* [AIM OF THE EXERCISE] Make an exact copy of all the data.

* [ENTRIES SUPPLIED]
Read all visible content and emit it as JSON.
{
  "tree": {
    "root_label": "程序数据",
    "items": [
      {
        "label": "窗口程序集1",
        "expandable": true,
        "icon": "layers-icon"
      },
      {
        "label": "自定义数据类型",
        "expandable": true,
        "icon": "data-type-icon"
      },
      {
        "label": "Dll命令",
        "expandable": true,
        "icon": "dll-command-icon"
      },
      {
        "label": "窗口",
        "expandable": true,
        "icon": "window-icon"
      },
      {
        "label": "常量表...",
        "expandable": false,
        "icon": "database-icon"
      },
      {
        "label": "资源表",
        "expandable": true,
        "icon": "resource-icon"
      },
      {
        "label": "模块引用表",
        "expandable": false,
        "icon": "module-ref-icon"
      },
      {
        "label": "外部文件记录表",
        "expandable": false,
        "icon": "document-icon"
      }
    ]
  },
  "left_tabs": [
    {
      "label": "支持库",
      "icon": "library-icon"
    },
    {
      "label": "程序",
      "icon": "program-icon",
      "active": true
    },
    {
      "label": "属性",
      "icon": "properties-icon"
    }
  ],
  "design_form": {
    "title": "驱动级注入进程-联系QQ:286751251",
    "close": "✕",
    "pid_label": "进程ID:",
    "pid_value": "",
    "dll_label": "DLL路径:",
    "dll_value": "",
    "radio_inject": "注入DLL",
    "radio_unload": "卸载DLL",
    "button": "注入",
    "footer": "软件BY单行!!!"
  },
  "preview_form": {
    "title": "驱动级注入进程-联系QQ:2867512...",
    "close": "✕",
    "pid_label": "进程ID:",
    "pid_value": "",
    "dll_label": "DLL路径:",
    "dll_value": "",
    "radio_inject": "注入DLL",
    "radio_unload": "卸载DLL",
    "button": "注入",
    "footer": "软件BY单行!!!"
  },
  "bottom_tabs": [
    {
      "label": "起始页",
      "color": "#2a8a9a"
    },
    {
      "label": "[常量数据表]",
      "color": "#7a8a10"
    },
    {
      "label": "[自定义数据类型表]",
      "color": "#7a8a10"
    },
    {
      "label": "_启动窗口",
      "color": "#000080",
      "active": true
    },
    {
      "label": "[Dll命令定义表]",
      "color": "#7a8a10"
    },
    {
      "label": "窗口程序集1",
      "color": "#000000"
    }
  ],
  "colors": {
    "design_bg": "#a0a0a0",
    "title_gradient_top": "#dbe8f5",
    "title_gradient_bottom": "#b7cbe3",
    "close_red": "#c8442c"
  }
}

* [RESPONSE TO THE EXERCISE]
Read all visible content and emit it as JSON.
{
  "tree": {
    "root_label": "程序数据",
    "items": [
      {
        "label": "窗口程序集1",
        "expandable": true,
        "icon": "layers-icon"
      },
      {
        "label": "自定义数据类型",
        "expandable": true,
        "icon": "data-type-icon"
      },
      {
        "label": "Dll命令",
        "expandable": true,
        "icon": "dll-command-icon"
      },
      {
        "label": "窗口",
        "expandable": true,
        "icon": "window-icon"
      },
      {
        "label": "常量表...",
        "expandable": false,
        "icon": "database-icon"
      },
      {
        "label": "资源表",
        "expandable": true,
        "icon": "resource-icon"
      },
      {
        "label": "模块引用表",
        "expandable": false,
        "icon": "module-ref-icon"
      },
      {
        "label": "外部文件记录表",
        "expandable": false,
        "icon": "document-icon"
      }
    ]
  },
  "left_tabs": [
    {
      "label": "支持库",
      "icon": "library-icon"
    },
    {
      "label": "程序",
      "icon": "program-icon",
      "active": true
    },
    {
      "label": "属性",
      "icon": "properties-icon"
    }
  ],
  "design_form": {
    "title": "驱动级注入进程-联系QQ:286751251",
    "close": "✕",
    "pid_label": "进程ID:",
    "pid_value": "",
    "dll_label": "DLL路径:",
    "dll_value": "",
    "radio_inject": "注入DLL",
    "radio_unload": "卸载DLL",
    "button": "注入",
    "footer": "软件BY单行!!!"
  },
  "preview_form": {
    "title": "驱动级注入进程-联系QQ:2867512...",
    "close": "✕",
    "pid_label": "进程ID:",
    "pid_value": "",
    "dll_label": "DLL路径:",
    "dll_value": "",
    "radio_inject": "注入DLL",
    "radio_unload": "卸载DLL",
    "button": "注入",
    "footer": "软件BY单行!!!"
  },
  "bottom_tabs": [
    {
      "label": "起始页",
      "color": "#2a8a9a"
    },
    {
      "label": "[常量数据表]",
      "color": "#7a8a10"
    },
    {
      "label": "[自定义数据类型表]",
      "color": "#7a8a10"
    },
    {
      "label": "_启动窗口",
      "color": "#000080",
      "active": true
    },
    {
      "label": "[Dll命令定义表]",
      "color": "#7a8a10"
    },
    {
      "label": "窗口程序集1",
      "color": "#000000"
    }
  ],
  "colors": {
    "design_bg": "#a0a0a0",
    "title_gradient_top": "#dbe8f5",
    "title_gradient_bottom": "#b7cbe3",
    "close_red": "#c8442c"
  }
}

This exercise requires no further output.